§ Problem: Search the material for the word "different" and copy each line that holds it.

§ Entries supplied:
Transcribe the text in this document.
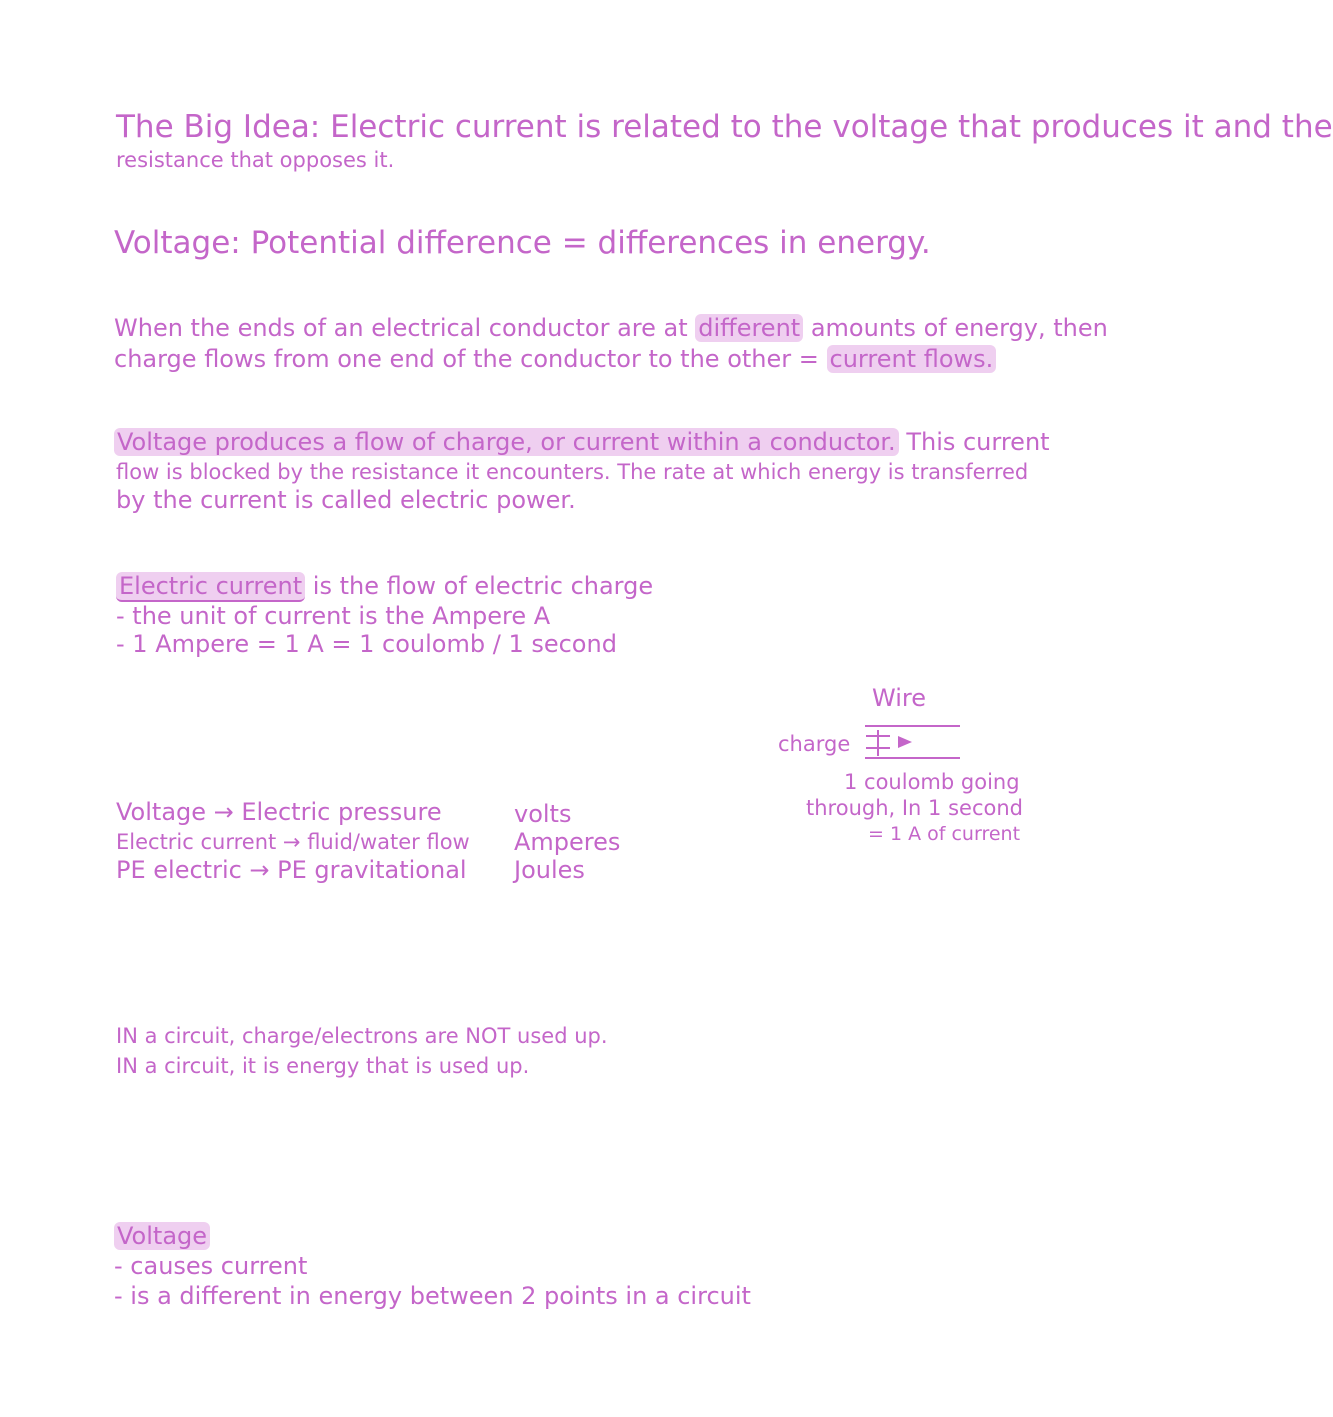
The Big Idea: Electric current is related to the voltage that produces it and the
resistance that opposes it.
Voltage: Potential difference = differences in energy.
When the ends of an electrical conductor are at different amounts of energy, then
charge flows from one end of the conductor to the other = current flows.
Voltage produces a flow of charge, or current within a conductor. This current
flow is blocked by the resistance it encounters. The rate at which energy is transferred
by the current is called electric power.
Electric current is the flow of electric charge
- the unit of current is the Ampere A
- 1 Ampere = 1 A = 1 coulomb / 1 second
Wire
charge
1 coulomb going
through, In 1 second
= 1 A of current
Voltage → Electric pressure	volts
Electric current → fluid/water flow Amperes
PE electric → PE gravitational Joules
IN a circuit, charge/electrons are NOT used up.
IN a circuit, it is energy that is used up.
Voltage
- causes current
- is a different in energy between 2 points in a circuit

§ Result below:
When the ends of an electrical conductor are at different amounts of energy, then
- is a different in energy between 2 points in a circuit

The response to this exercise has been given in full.